## Stated goal
Reproduce the passage of the New Year column below between "New Year’s is" and "months to come?", inclusive.

## Page excerpt
Holidays

New Year, Same Old Us, and That’s Not All Bad

We got a new electronic game for Christmas; so I summoned all my engineering know-how and went to work installing the batteries. The instructions warned me not to mix new batteries with old. Tell me – if we can’t even mix new batteries with old ones how come every year they give us a large set of new days (365!), but we have to mix them in with the same old us? Sounds like trouble to me.

The nice thing, of course, is that you’re not yet as used up as an old battery. Even better, you may be old (a very relative term), but unlike old batteries you are still somewhat adjustable.

New Year’s is the time we talk about doing some adjusting. Usually we pick something unpleasant, unhealthy, or otherwise negative to work on; and often we are frustrated in the effort. Let’s look at it from the other direction. How about pinning down some pleasant, healthy, or otherwise beneficial aspect of our personalities or activities and give that a little reinforcement for the months to come?

Suppose you were going to send in to this paper, SNN, a 1- or 2-sentence summary of something good that you did this year. What would you pick? Let the action be pointed out for its own sake, without your name attached; but you yourself will thus be reminded – and that’s what I’m after.

## Material provided
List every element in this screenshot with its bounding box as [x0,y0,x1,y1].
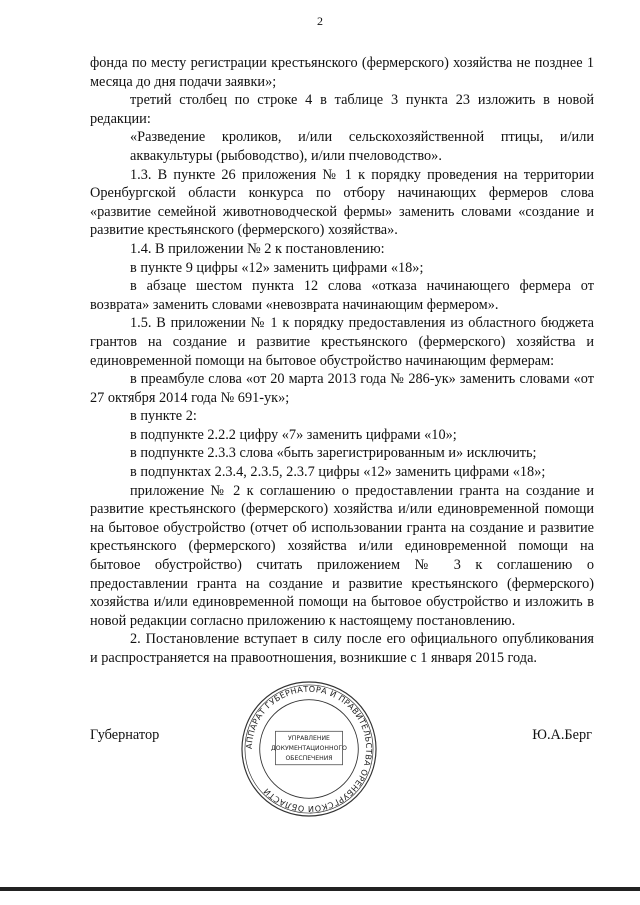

## Written solution
New Year’s is the time we talk about doing some adjusting. Usually we pick something unpleasant, unhealthy, or otherwise negative to work on; and often we are frustrated in the effort. Let’s look at it from the other direction. How about pinning down some pleasant, healthy, or otherwise beneficial aspect of our personalities or activities and give that a little reinforcement for the months to come?